* Required action
Below are some records; output all of them exactly.

* Data section

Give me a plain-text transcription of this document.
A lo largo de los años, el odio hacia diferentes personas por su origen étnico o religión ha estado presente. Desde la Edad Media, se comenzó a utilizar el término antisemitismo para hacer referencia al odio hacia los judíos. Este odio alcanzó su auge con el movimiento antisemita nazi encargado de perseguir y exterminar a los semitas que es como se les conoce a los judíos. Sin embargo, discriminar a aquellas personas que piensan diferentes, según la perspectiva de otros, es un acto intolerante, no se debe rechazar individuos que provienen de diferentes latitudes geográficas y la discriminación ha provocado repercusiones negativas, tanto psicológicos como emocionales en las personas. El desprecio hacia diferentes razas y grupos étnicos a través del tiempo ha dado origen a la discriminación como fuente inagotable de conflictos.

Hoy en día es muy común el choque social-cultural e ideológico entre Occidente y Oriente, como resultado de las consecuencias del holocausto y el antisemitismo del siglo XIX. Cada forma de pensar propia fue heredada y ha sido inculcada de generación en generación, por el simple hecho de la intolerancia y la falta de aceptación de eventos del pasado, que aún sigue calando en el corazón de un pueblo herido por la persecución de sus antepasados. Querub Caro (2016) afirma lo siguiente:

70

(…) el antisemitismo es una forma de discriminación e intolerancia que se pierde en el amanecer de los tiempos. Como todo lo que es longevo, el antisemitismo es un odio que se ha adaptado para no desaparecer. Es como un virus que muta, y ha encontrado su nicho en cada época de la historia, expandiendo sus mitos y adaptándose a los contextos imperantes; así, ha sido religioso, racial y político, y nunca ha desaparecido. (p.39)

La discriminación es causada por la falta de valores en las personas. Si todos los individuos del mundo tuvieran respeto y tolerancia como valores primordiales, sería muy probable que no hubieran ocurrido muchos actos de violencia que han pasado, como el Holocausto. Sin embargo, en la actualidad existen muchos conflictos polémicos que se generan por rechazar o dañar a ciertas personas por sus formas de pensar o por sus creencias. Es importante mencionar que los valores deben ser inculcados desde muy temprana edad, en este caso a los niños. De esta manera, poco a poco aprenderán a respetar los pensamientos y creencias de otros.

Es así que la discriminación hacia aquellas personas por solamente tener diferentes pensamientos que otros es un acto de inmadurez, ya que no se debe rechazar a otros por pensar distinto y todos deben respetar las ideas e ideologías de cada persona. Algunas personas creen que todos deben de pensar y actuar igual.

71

* Reply
Give me a plain-text transcription of this document.
A lo largo de los años, el odio hacia diferentes personas por su origen étnico o religión ha estado presente. Desde la Edad Media, se comenzó a utilizar el término antisemitismo para hacer referencia al odio hacia los judíos. Este odio alcanzó su auge con el movimiento antisemita nazi encargado de perseguir y exterminar a los semitas que es como se les conoce a los judíos. Sin embargo, discriminar a aquellas personas que piensan diferentes, según la perspectiva de otros, es un acto intolerante, no se debe rechazar individuos que provienen de diferentes latitudes geográficas y la discriminación ha provocado repercusiones negativas, tanto psicológicos como emocionales en las personas. El desprecio hacia diferentes razas y grupos étnicos a través del tiempo ha dado origen a la discriminación como fuente inagotable de conflictos.

Hoy en día es muy común el choque social-cultural e ideológico entre Occidente y Oriente, como resultado de las consecuencias del holocausto y el antisemitismo del siglo XIX. Cada forma de pensar propia fue heredada y ha sido inculcada de generación en generación, por el simple hecho de la intolerancia y la falta de aceptación de eventos del pasado, que aún sigue calando en el corazón de un pueblo herido por la persecución de sus antepasados. Querub Caro (2016) afirma lo siguiente:

70

(…) el antisemitismo es una forma de discriminación e intolerancia que se pierde en el amanecer de los tiempos. Como todo lo que es longevo, el antisemitismo es un odio que se ha adaptado para no desaparecer. Es como un virus que muta, y ha encontrado su nicho en cada época de la historia, expandiendo sus mitos y adaptándose a los contextos imperantes; así, ha sido religioso, racial y político, y nunca ha desaparecido. (p.39)

La discriminación es causada por la falta de valores en las personas. Si todos los individuos del mundo tuvieran respeto y tolerancia como valores primordiales, sería muy probable que no hubieran ocurrido muchos actos de violencia que han pasado, como el Holocausto. Sin embargo, en la actualidad existen muchos conflictos polémicos que se generan por rechazar o dañar a ciertas personas por sus formas de pensar o por sus creencias. Es importante mencionar que los valores deben ser inculcados desde muy temprana edad, en este caso a los niños. De esta manera, poco a poco aprenderán a respetar los pensamientos y creencias de otros.

Es así que la discriminación hacia aquellas personas por solamente tener diferentes pensamientos que otros es un acto de inmadurez, ya que no se debe rechazar a otros por pensar distinto y todos deben respetar las ideas e ideologías de cada persona. Algunas personas creen que todos deben de pensar y actuar igual.

71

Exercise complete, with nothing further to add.